Dataset entries on figures:
+===+

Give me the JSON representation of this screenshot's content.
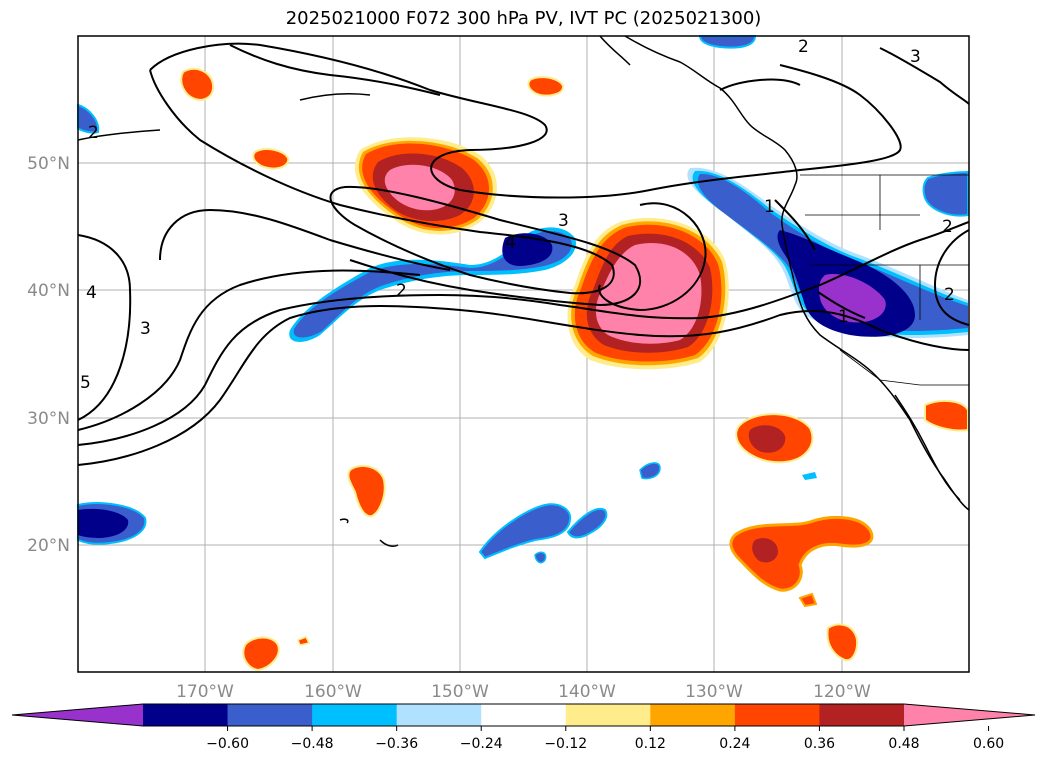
{
  "title": "2025021000 F072 300 hPa PV, IVT PC (2025021300)",
  "map": {
    "lat_labels": [
      "50°N",
      "40°N",
      "30°N",
      "20°N"
    ],
    "lon_labels": [
      "170°W",
      "160°W",
      "150°W",
      "140°W",
      "130°W",
      "120°W"
    ],
    "contour_labels": [
      "2",
      "3",
      "1",
      "2",
      "3",
      "4",
      "2",
      "3",
      "4",
      "5",
      "1",
      "2",
      "2"
    ]
  },
  "colorbar": {
    "ticks": [
      "−0.60",
      "−0.48",
      "−0.36",
      "−0.24",
      "−0.12",
      "0.12",
      "0.24",
      "0.36",
      "0.48",
      "0.60"
    ],
    "colors": [
      "#9932cc",
      "#00008b",
      "#3a5fcd",
      "#00bfff",
      "#b0e2ff",
      "#ffffff",
      "#ffec8b",
      "#ffa500",
      "#ff4500",
      "#b22222",
      "#ff82ab"
    ]
  }
}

+===+

- Set exercise
Repeat each entry above word for word, leaving every picture out.

- Answer to the task
Give me the JSON representation of this screenshot's content.
{
  "title": "2025021000 F072 300 hPa PV, IVT PC (2025021300)",
  "map": {
    "lat_labels": [
      "50°N",
      "40°N",
      "30°N",
      "20°N"
    ],
    "lon_labels": [
      "170°W",
      "160°W",
      "150°W",
      "140°W",
      "130°W",
      "120°W"
    ],
    "contour_labels": [
      "2",
      "3",
      "1",
      "2",
      "3",
      "4",
      "2",
      "3",
      "4",
      "5",
      "1",
      "2",
      "2"
    ]
  },
  "colorbar": {
    "ticks": [
      "−0.60",
      "−0.48",
      "−0.36",
      "−0.24",
      "−0.12",
      "0.12",
      "0.24",
      "0.36",
      "0.48",
      "0.60"
    ],
    "colors": [
      "#9932cc",
      "#00008b",
      "#3a5fcd",
      "#00bfff",
      "#b0e2ff",
      "#ffffff",
      "#ffec8b",
      "#ffa500",
      "#ff4500",
      "#b22222",
      "#ff82ab"
    ]
  }
}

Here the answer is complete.